▸ EXTRACTED TEXT
○ ○ ○ ○ ○ ○ ○
# Topeka FT



## Twolabsplus (Aug 29, 2004)

Any callbacks for the Qual.... Is the wind blowing up there too?
Good Luck everyone...


----------



## Jiggy (Apr 14, 2003)

Open to 2nd:
1,2,3,5,6,8,9,11,14,18,20,24,25,26,27,30,31,32,34,35,38 40,41,42,44,46,50,52,53,55,56,57,62,63,65,67,69


----------



## okvet (Jun 20, 2006)

I don't have all the placements but my dog Buck got 2nd in the qual and is now QAA!! A big thanks to my pro Gabe Withrow for a job well done!!

Todd


----------



## Dave (Nov 5, 2007)

Mark Edwards placed 3rd and 4th in the QUAL and also a Jam. 

I know that our dog "RAIN" received the 3rd place. I don't know the other two or who won.

GO BROWN DOG!!!!!! Good luck in your first open "RAIN" you made it through the first series !!!


----------



## Bayou Magic (Feb 7, 2004)

okvet said:


> I don't have all the placements but my dog Buck got 2nd in the qual and is now QAA!! A big thanks to my pro Gabe Withrow for a job well done!!
> 
> Todd


Congrats Todd!

fp


----------



## Twolabsplus (Aug 29, 2004)

okvet said:


> I don't have all the placements but my dog Buck got 2nd in the qual and is now QAA!! A big thanks to my pro Gabe Withrow for a job well done!!
> 
> Todd


Congratulations to you and to Gabe.... Thanks for posting.


----------



## Huff (Feb 11, 2008)

Congrats Todd and gabe! Job well done

Russell


----------



## mpage (Sep 22, 2004)

32 dogs to the water blind.


----------



## birdthrower51 (Aug 23, 2004)

Just scraped the 2nd set up for open water blind. Wind is a big factor for dogs hearing the whistles.


----------



## MikeBoley (Dec 26, 2003)

Any AM news?


----------



## EdA (May 13, 2003)

Am callbacks 1,3,8,0,10,11,13,18,20,21,24,26,27,33,34,36,38,39,44,45,47,48,49,51,52

Land blind between left and middle marks of the land marks


----------



## DaveHare (Sep 17, 2011)

Any, News On The Open?
Thank You
Dave Hare


----------



## DeWitt Boice (Aug 26, 2005)

DaveHare said:


> Any, News On The Open?
> Thank You
> Dave Hare



No

Your welcome


----------



## EdA (May 13, 2003)
○ ○ ○ ○ ○ ○ ○
▸ INFORMATION PROVIDED
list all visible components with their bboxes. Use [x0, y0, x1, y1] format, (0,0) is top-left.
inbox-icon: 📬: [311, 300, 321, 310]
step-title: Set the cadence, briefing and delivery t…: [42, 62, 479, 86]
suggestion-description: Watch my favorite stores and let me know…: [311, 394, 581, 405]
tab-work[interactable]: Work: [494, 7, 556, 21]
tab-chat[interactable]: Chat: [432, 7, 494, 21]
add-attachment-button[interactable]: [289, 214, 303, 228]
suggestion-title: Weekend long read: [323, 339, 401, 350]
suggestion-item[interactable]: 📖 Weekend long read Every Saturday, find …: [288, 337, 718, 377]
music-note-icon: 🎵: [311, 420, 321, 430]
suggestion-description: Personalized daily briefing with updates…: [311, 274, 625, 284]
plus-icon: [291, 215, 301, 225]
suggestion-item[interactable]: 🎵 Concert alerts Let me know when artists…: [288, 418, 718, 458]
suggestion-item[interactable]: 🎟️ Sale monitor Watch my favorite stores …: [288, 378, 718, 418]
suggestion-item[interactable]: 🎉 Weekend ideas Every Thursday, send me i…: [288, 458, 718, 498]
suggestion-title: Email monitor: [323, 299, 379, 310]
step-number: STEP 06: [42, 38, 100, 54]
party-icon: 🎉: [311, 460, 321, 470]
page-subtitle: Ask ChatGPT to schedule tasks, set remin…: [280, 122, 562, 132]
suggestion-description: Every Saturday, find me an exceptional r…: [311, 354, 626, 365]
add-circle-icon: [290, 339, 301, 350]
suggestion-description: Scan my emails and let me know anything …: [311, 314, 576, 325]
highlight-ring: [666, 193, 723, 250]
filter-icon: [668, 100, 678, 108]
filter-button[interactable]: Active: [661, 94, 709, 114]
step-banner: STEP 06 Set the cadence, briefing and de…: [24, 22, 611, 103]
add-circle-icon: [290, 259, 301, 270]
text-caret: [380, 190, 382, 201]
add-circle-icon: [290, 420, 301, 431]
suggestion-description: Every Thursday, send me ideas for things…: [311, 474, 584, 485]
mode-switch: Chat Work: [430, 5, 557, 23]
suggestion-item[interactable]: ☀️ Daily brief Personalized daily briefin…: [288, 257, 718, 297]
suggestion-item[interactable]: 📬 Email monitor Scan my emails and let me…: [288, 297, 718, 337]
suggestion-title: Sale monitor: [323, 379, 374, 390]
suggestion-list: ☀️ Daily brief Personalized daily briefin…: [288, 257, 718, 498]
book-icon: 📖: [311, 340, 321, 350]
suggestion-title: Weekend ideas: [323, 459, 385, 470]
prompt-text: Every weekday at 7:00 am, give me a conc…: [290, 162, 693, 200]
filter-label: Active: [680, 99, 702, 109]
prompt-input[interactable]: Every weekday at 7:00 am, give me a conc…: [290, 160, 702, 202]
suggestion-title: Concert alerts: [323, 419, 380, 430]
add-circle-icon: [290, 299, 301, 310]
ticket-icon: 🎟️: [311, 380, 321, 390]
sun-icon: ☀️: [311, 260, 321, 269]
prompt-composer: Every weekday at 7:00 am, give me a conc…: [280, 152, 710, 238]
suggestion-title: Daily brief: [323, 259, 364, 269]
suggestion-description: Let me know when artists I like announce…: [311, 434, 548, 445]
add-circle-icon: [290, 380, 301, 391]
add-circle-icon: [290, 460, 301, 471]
○ ○ ○ ○ ○ ○ ○
▸ WHAT IS ASKED
A) Decide whether each statement agrees with the Topeka FT thread. Answer yes or no, and quote the thread's words that settle it.
(i) Buck placed 2nd in the qual.
(ii) 32 dogs went to the land blind.
(iii) Wind was named as a factor in dogs hearing the whistles.
B) In the Topeka FT thread, who does okvet thank as the pro behind Buck's result?
C) Write the next part of the Topeka FT thread, starting after the final post header.

▸ ANSWERS FOR THE TASKS
A)
(i) Yes: "my dog Buck got 2nd in the qual and is now QAA!!"
(ii) No: "32 dogs to the water blind."
(iii) Yes: "Wind is a big factor for dogs hearing the whistles."

B) Gabe Withrow.

C)
Amateur callbacks 17 to water blind 

2,8,13,18,24,26,33,34,36,38,39,44,45,48,49,51,52


----------



## Philip Carson (Mar 17, 2009)

Open callbacks to water marks:

6,14,20,25,27,30,32,38,40,53,62,65,67


----------



## EdA (May 13, 2003)

Amateur 3,18,24,26,34,36,38,39,45,48,51,52


----------



## J Hoggatt (Jun 16, 2004)

EdA said:


> Amateur 3,18,24,26,34,36,38,39,45,48,51,52


#3? didn't think #3 was in the 3rd-- did you mean 13?


----------



## john h. (Oct 15, 2007)

Results as relayed to me:

Open:
1)Bob Hanssen/Lucy
2)Bill Burks
3)Karl Gunzer
4)Mark Edwards
RJ Eckett/Big Al
Jams-Eckett with Cosmo,Sam, And Zoom
Don't know other Jams

Am:
1)Bob Hayden/Big Al
2)Aaron Homburg
3)Phil Carson/Cosmo
4)Bob Hayden/Bo
Jams:Lauren Hayes/Slider
Tom Barrale/Blaser
Not sure of other Jams

Congratulations to all placements and jams especially both Bobs, Bill, Aaron, Lauren and Tom.


----------



## birdthrower51 (Aug 23, 2004)

Congratulations, Aaron & Freddie with the Amt 2nd. 
Good thing he wasn't a scratch,


----------



## Jiggy (Apr 14, 2003)

You kill me Glenda!

WAY TO GO AARON and Freddie! Extra biscuits for the big guy tonight. 

So happy for you two.


----------



## Nels (Feb 2, 2004)

Way to Go Aaron and Freddie. How about that Big Yellow Dog!!!

Greg


----------



## Bayou Magic (Feb 7, 2004)

john h. said:


> Results as relayed to me:
> 
> Open:
> 1)Bob Hanssen/Lucy
> ...


Congrats all. 

Way to go Mark! Piper is on a roll.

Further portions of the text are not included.